* REQUIREMENTS:
From the listing below, extract every line containing "disease".

● ● ●

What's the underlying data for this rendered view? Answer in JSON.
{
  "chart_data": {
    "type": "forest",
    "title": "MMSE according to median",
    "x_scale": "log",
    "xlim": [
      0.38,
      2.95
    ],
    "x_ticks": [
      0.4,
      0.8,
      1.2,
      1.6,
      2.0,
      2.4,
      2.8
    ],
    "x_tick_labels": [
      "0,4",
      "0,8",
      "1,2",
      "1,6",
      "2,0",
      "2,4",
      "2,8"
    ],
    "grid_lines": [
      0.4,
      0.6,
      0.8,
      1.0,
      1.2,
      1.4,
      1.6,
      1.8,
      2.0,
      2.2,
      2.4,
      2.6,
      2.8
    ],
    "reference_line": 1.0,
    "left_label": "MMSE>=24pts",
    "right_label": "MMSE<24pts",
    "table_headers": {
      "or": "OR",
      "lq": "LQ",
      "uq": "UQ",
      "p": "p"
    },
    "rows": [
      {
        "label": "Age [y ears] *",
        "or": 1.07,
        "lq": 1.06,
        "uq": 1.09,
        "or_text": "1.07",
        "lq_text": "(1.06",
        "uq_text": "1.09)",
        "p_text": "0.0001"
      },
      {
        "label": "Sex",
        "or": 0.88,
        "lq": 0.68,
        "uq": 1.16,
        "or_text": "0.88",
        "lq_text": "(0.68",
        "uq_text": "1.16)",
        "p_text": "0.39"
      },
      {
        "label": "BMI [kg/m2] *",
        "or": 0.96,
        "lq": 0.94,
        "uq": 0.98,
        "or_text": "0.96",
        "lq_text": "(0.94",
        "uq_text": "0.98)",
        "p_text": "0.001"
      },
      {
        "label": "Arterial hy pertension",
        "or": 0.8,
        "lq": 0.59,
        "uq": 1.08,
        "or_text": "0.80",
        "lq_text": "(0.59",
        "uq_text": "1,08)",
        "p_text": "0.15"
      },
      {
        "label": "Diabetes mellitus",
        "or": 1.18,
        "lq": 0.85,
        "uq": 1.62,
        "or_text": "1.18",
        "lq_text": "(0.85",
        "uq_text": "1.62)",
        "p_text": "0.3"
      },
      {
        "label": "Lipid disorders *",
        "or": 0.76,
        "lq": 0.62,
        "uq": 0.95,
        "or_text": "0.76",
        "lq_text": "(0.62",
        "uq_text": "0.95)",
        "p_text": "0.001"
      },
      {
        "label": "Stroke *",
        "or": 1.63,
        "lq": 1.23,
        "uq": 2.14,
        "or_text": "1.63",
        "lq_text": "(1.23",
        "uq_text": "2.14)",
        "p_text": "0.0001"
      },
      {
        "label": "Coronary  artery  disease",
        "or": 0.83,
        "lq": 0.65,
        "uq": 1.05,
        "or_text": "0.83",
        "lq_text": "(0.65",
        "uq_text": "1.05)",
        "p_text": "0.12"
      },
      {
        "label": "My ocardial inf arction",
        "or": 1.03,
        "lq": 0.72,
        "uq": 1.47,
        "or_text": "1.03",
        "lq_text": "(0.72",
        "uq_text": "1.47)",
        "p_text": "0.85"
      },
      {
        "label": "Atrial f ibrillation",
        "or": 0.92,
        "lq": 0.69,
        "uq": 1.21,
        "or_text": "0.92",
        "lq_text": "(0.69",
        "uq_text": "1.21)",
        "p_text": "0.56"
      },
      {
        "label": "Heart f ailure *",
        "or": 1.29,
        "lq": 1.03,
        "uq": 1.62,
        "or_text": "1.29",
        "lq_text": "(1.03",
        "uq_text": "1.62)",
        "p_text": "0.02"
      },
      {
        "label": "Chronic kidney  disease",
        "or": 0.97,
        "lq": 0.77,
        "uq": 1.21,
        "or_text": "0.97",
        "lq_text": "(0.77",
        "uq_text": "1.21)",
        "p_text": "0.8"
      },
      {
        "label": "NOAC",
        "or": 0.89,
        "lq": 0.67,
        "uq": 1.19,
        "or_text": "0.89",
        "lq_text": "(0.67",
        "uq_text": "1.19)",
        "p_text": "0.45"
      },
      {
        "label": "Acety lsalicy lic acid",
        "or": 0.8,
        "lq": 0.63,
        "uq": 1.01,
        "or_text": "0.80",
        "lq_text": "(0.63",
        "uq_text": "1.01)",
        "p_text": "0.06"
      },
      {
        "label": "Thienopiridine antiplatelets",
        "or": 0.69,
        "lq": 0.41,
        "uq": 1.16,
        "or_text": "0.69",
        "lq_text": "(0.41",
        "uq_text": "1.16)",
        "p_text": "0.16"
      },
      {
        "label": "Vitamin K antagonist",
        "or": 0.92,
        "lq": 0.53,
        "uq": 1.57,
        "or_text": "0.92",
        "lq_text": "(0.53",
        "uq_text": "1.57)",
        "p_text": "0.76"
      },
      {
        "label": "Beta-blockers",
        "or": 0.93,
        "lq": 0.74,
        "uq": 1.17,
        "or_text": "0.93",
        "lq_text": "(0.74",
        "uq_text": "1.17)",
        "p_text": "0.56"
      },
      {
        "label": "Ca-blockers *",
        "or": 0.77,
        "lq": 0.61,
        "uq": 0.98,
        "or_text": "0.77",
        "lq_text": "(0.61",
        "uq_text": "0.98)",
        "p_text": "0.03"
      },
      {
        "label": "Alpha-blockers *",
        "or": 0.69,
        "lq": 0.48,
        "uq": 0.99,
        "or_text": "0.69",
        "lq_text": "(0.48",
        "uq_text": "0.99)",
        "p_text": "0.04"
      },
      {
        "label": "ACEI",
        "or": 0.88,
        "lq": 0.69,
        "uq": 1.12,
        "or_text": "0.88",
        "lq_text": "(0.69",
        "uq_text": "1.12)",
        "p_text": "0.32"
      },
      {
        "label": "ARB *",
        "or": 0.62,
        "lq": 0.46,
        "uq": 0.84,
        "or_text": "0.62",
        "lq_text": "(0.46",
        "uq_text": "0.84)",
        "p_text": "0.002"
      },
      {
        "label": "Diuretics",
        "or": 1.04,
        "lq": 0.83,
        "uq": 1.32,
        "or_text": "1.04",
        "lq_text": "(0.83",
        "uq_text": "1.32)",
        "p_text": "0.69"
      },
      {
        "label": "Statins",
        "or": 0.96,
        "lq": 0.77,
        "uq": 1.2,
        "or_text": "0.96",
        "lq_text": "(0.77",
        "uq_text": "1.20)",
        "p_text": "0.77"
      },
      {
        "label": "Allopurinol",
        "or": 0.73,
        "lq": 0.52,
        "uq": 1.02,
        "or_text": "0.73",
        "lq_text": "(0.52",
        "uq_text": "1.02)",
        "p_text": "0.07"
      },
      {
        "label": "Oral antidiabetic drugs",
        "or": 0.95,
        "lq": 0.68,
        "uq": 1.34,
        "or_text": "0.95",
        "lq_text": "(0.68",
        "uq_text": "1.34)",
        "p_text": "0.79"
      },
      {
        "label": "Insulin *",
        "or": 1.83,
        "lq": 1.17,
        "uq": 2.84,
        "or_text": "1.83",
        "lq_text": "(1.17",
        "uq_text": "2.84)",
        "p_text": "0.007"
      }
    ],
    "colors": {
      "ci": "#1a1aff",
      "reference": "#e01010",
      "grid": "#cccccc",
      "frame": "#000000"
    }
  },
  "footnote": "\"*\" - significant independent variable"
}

● ● ●

* THE ANSWER:
        "label": "Coronary  artery  disease",
        "label": "Chronic kidney  disease",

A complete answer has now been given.